**Objective**
Work through the entries below and report how many lines include "Cousins". The number alone is the answer.
── Data
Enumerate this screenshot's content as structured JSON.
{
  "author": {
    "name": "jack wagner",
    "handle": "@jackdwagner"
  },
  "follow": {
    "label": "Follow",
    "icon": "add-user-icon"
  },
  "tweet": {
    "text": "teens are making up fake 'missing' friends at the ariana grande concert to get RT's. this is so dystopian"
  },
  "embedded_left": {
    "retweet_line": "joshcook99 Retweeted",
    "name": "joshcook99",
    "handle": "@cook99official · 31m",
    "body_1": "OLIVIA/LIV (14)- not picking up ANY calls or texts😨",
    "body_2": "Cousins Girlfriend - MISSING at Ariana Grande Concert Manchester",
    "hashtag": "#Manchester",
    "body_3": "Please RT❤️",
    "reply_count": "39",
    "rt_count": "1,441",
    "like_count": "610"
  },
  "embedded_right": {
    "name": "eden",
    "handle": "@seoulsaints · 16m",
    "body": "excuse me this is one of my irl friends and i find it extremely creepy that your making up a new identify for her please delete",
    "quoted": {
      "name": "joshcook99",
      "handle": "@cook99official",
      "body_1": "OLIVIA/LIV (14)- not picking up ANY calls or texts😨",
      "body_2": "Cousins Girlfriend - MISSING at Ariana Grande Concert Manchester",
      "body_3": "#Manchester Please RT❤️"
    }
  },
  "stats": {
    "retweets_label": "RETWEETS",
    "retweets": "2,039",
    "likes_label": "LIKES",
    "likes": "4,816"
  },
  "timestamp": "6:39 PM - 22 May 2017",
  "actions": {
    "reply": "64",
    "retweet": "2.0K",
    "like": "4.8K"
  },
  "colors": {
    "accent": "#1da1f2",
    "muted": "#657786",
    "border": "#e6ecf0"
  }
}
────
**Result**
2